> [Instructions for the task]:
Wherever the word "them" shows up in a line, please copy that line.

-------- Provided data

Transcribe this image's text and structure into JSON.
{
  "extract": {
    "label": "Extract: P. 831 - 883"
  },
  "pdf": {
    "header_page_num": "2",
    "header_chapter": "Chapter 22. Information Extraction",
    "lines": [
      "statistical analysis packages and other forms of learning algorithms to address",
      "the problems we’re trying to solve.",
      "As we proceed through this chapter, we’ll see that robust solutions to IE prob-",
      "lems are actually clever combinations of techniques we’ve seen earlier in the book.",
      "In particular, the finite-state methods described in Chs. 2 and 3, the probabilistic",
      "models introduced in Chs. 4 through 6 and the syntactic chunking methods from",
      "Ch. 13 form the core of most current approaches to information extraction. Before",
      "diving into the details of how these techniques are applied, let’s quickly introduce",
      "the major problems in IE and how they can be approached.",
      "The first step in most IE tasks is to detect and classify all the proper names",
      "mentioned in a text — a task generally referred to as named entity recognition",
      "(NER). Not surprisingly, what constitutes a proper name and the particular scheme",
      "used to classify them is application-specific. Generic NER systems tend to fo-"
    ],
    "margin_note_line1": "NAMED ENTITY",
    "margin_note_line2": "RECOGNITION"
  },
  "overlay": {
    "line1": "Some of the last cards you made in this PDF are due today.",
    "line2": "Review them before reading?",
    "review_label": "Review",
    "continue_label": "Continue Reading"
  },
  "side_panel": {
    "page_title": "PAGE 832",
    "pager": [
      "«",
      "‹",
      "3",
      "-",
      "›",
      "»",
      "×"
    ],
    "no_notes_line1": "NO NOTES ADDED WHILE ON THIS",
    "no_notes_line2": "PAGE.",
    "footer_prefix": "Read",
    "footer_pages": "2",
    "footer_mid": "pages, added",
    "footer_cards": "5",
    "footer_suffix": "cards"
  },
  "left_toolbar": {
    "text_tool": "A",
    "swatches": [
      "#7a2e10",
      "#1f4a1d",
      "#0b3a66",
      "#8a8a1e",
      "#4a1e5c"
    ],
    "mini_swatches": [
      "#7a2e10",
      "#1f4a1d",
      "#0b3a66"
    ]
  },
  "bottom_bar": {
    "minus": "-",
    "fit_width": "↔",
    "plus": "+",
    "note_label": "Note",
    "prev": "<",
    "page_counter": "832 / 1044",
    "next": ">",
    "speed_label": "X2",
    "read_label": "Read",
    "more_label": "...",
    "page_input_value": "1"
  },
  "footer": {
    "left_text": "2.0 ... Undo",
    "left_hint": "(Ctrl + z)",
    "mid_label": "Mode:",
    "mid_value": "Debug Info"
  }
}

----------------

> [Answer to the problem]:
      "used to classify them is application-specific. Generic NER systems tend to fo-"
    "line2": "Review them before reading?",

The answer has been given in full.